:: What is asked ::
Search the records that follow and extract every line containing the string "value".

:: Provided entries ::
________________________
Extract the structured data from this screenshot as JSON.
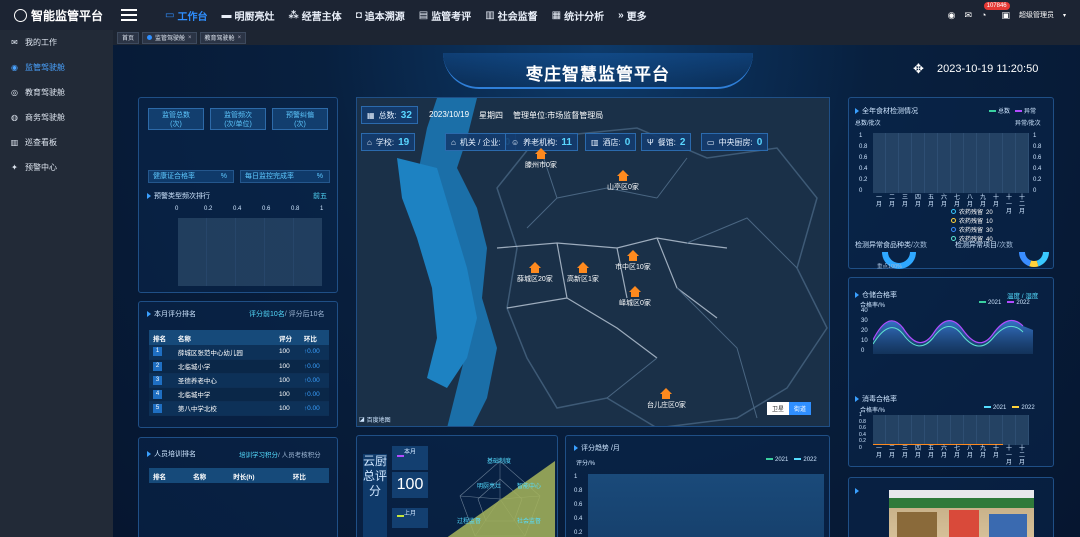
{
  "app": {
    "title": "智能监管平台"
  },
  "nav": [
    {
      "label": "工作台",
      "icon": "monitor-icon",
      "glyph": "▭",
      "active": true
    },
    {
      "label": "明厨亮灶",
      "icon": "car-icon",
      "glyph": "▬",
      "active": false
    },
    {
      "label": "经营主体",
      "icon": "sitemap-icon",
      "glyph": "⁂",
      "active": false
    },
    {
      "label": "追本溯源",
      "icon": "camera-icon",
      "glyph": "◘",
      "active": false
    },
    {
      "label": "监管考评",
      "icon": "id-card-icon",
      "glyph": "▤",
      "active": false
    },
    {
      "label": "社会监督",
      "icon": "map-icon",
      "glyph": "▥",
      "active": false
    },
    {
      "label": "统计分析",
      "icon": "bar-chart-icon",
      "glyph": "▦",
      "active": false
    },
    {
      "label": "更多",
      "icon": "more-icon",
      "glyph": "»",
      "active": false
    }
  ],
  "topright": {
    "badge": "107846",
    "user": "超级管理员"
  },
  "sidebar": [
    {
      "label": "我的工作",
      "icon": "mail-icon",
      "glyph": "✉",
      "active": false
    },
    {
      "label": "监管驾驶舱",
      "icon": "dashboard-icon",
      "glyph": "◉",
      "active": true
    },
    {
      "label": "教育驾驶舱",
      "icon": "compass-icon",
      "glyph": "◎",
      "active": false
    },
    {
      "label": "商务驾驶舱",
      "icon": "gauge-icon",
      "glyph": "◍",
      "active": false
    },
    {
      "label": "巡查看板",
      "icon": "book-icon",
      "glyph": "▥",
      "active": false
    },
    {
      "label": "预警中心",
      "icon": "alert-icon",
      "glyph": "✦",
      "active": false
    }
  ],
  "tabs": [
    {
      "label": "首页",
      "closable": false,
      "dot": false
    },
    {
      "label": "监管驾驶舱",
      "closable": true,
      "dot": true
    },
    {
      "label": "教育驾驶舱",
      "closable": true,
      "dot": false
    }
  ],
  "dashboard": {
    "title": "枣庄智慧监管平台",
    "datetime": "2023-10-19 11:20:50",
    "stats": [
      {
        "label": "监管总数",
        "unit": "(次)"
      },
      {
        "label": "监管频次",
        "unit": "(次/单位)"
      },
      {
        "label": "预警纠偏",
        "unit": "(次)"
      }
    ],
    "rates": [
      {
        "label": "健康证合格率",
        "unit": "%"
      },
      {
        "label": "每日监控完成率",
        "unit": "%"
      }
    ],
    "warning_rank": {
      "title": "预警类型频次排行",
      "tag": "前五",
      "ticks": [
        "0",
        "0.2",
        "0.4",
        "0.6",
        "0.8",
        "1"
      ]
    },
    "score_rank": {
      "title": "本月评分排名",
      "tag_a": "评分前10名",
      "tag_b": "/ 评分后10名",
      "headers": [
        "排名",
        "名称",
        "评分",
        "环比"
      ],
      "rows": [
        {
          "rank": "1",
          "name": "薛城区张范中心幼儿园",
          "score": "100",
          "mom": "↑0.00"
        },
        {
          "rank": "2",
          "name": "北临城小学",
          "score": "100",
          "mom": "↑0.00"
        },
        {
          "rank": "3",
          "name": "圣德养老中心",
          "score": "100",
          "mom": "↑0.00"
        },
        {
          "rank": "4",
          "name": "北临城中学",
          "score": "100",
          "mom": "↑0.00"
        },
        {
          "rank": "5",
          "name": "第八中学北校",
          "score": "100",
          "mom": "↑0.00"
        }
      ]
    },
    "training_rank": {
      "title": "人员培训排名",
      "tag_a": "培训学习积分",
      "tag_b": "/ 人员考核积分",
      "headers": [
        "排名",
        "名称",
        "时长(h)",
        "环比"
      ]
    },
    "map": {
      "total_label": "总数:",
      "total": "32",
      "date": "2023/10/19",
      "weekday": "星期四",
      "unit_label": "管理单位:",
      "unit": "市场监督管理局",
      "chips": [
        {
          "label": "学校:",
          "value": "19",
          "icon": "school-icon"
        },
        {
          "label": "机关 / 企业:",
          "value": "0",
          "icon": "home-icon"
        },
        {
          "label": "养老机构:",
          "value": "11",
          "icon": "elder-icon"
        },
        {
          "label": "酒店:",
          "value": "0",
          "icon": "hotel-icon"
        },
        {
          "label": "餐馆:",
          "value": "2",
          "icon": "fork-icon"
        },
        {
          "label": "中央厨房:",
          "value": "0",
          "icon": "kitchen-icon"
        }
      ],
      "markers": [
        {
          "label": "滕州市0家"
        },
        {
          "label": "山亭区0家"
        },
        {
          "label": "薛城区20家"
        },
        {
          "label": "高新区1家"
        },
        {
          "label": "市中区10家"
        },
        {
          "label": "峄城区0家"
        },
        {
          "label": "台儿庄区0家"
        }
      ],
      "sat": "卫星",
      "std": "街道",
      "corner": "百度地图"
    },
    "cloud": {
      "vertical": "云厨总评分",
      "this_month": "本月",
      "last_month": "上月",
      "value": "100",
      "radar_labels": [
        "基础制度",
        "明厨亮灶",
        "智能中心",
        "过程监督",
        "社会监督"
      ]
    },
    "trend": {
      "title": "评分趋势 /月",
      "ylabel": "评分/%",
      "legend": [
        "2021",
        "2022"
      ],
      "yticks": [
        "1",
        "0.8",
        "0.6",
        "0.4",
        "0.2"
      ]
    },
    "food_test": {
      "title": "全年食材检测情况",
      "legend": [
        "总数",
        "异常"
      ],
      "yleft": "总数/批次",
      "yright": "异常/批次",
      "yticks": [
        "1",
        "0.8",
        "0.6",
        "0.4",
        "0.2",
        "0"
      ],
      "months": [
        "一月",
        "二月",
        "三月",
        "四月",
        "五月",
        "六月",
        "七月",
        "八月",
        "九月",
        "十月",
        "十一月",
        "十二月"
      ],
      "abnormal_title": "检测异常食品种类",
      "abnormal_unit": "/次数",
      "project_title": "检测异常项目",
      "project_unit": "/次数",
      "donut_label": "重点100%",
      "items": [
        {
          "name": "农药残留",
          "value": "20",
          "color": "#39c9ff"
        },
        {
          "name": "农药残留",
          "value": "10",
          "color": "#ffd23a"
        },
        {
          "name": "农药残留",
          "value": "30",
          "color": "#3a8dff"
        },
        {
          "name": "农药残留",
          "value": "40",
          "color": "#5ee2d0"
        }
      ]
    },
    "storage": {
      "title": "仓储合格率",
      "tag": "温度 / 湿度",
      "ylabel": "合格率/%",
      "legend": [
        "2021",
        "2022"
      ],
      "yticks": [
        "40",
        "30",
        "20",
        "10",
        "0"
      ]
    },
    "disinfect": {
      "title": "消毒合格率",
      "ylabel": "合格率/%",
      "legend": [
        "2021",
        "2022"
      ],
      "yticks": [
        "1",
        "0.8",
        "0.6",
        "0.4",
        "0.2",
        "0"
      ]
    },
    "colors": {
      "accent": "#2f8fff",
      "cyan": "#55ddff",
      "orange": "#ff8a1e",
      "purple": "#b24bff"
    }
  }
}
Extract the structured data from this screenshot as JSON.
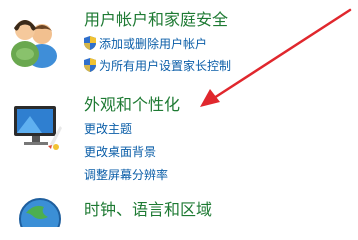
{
  "categories": [
    {
      "title": "用户帐户和家庭安全",
      "links": [
        "添加或删除用户帐户",
        "为所有用户设置家长控制"
      ]
    },
    {
      "title": "外观和个性化",
      "links": [
        "更改主题",
        "更改桌面背景",
        "调整屏幕分辨率"
      ]
    },
    {
      "title": "时钟、语言和区域",
      "links": []
    }
  ],
  "colors": {
    "category_title": "#1e7a33",
    "link": "#0b5ea8",
    "annotation_arrow": "#e0272d"
  }
}
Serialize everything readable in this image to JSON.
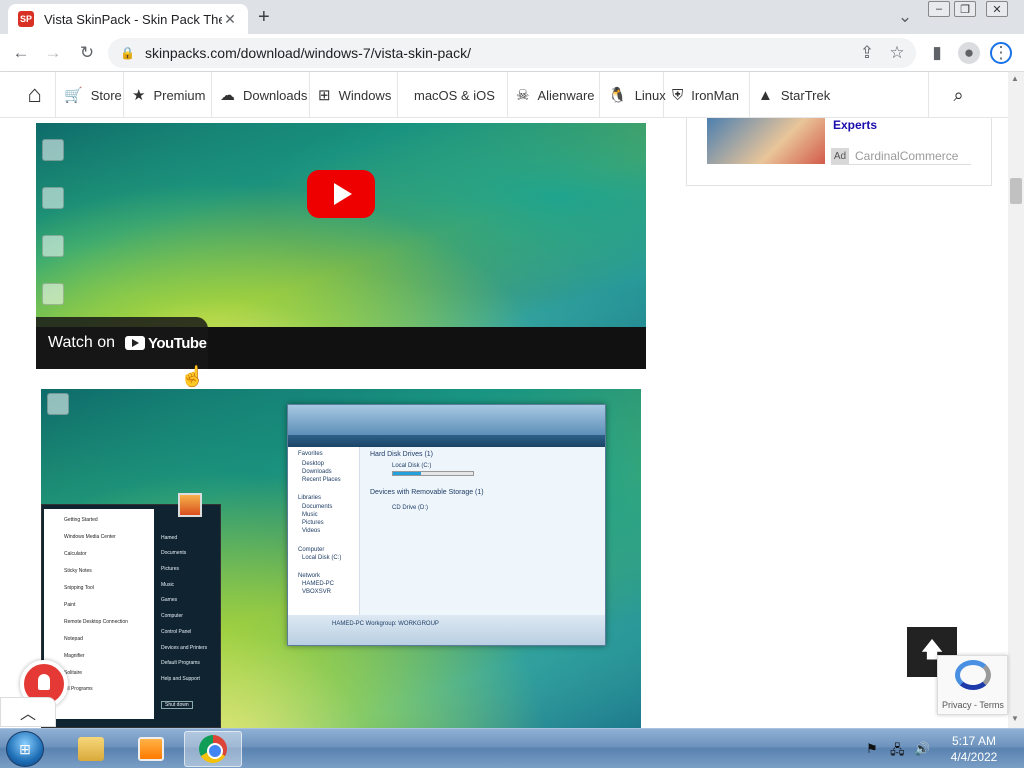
{
  "browser": {
    "tab_title": "Vista SkinPack - Skin Pack Theme",
    "tab_favicon": "SP",
    "tab_close": "✕",
    "new_tab": "+",
    "url": "skinpacks.com/download/windows-7/vista-skin-pack/"
  },
  "site_nav": {
    "items": [
      {
        "label": "Store",
        "icon": "cart-icon"
      },
      {
        "label": "Premium",
        "icon": "star-icon"
      },
      {
        "label": "Downloads",
        "icon": "cloud-download-icon"
      },
      {
        "label": "Windows",
        "icon": "windows-logo-icon"
      },
      {
        "label": "macOS & iOS",
        "icon": "apple-icon"
      },
      {
        "label": "Alienware",
        "icon": "alien-icon"
      },
      {
        "label": "Linux",
        "icon": "tux-icon"
      },
      {
        "label": "IronMan",
        "icon": "ironman-icon"
      },
      {
        "label": "StarTrek",
        "icon": "startrek-icon"
      }
    ]
  },
  "video": {
    "watch_on": "Watch on",
    "youtube": "YouTube"
  },
  "screenshot": {
    "explorer": {
      "section_hdd": "Hard Disk Drives (1)",
      "local_disk": "Local Disk (C:)",
      "section_removable": "Devices with Removable Storage (1)",
      "cd_drive": "CD Drive (D:)",
      "nav": [
        "Favorites",
        "Desktop",
        "Downloads",
        "Recent Places",
        "Libraries",
        "Documents",
        "Music",
        "Pictures",
        "Videos",
        "Computer",
        "Local Disk (C:)",
        "Network",
        "HAMED-PC",
        "VBOXSVR"
      ],
      "status": "HAMED-PC  Workgroup: WORKGROUP"
    },
    "start_menu": {
      "left": [
        "Getting Started",
        "Windows Media Center",
        "Calculator",
        "Sticky Notes",
        "Snipping Tool",
        "Paint",
        "Remote Desktop Connection",
        "Notepad",
        "Magnifier",
        "Solitaire",
        "All Programs"
      ],
      "right": [
        "Hamed",
        "Documents",
        "Pictures",
        "Music",
        "Games",
        "Computer",
        "Control Panel",
        "Devices and Printers",
        "Default Programs",
        "Help and Support"
      ],
      "shutdown": "Shut down"
    }
  },
  "ad": {
    "title": "Experts",
    "badge": "Ad",
    "source": "CardinalCommerce"
  },
  "recaptcha": {
    "links": "Privacy - Terms"
  },
  "taskbar": {
    "time": "5:17 AM",
    "date": "4/4/2022"
  },
  "colors": {
    "youtube_red": "#e00000",
    "link_blue": "#1a0dab",
    "notification_red": "#e53935"
  }
}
________________________
:: Output of the exercise ::
          "value": "19",
          "value": "0",
          "value": "11",
          "value": "0",
          "value": "2",
          "value": "0",
      "value": "100",
          "value": "20",
          "value": "10",
          "value": "30",
          "value": "40",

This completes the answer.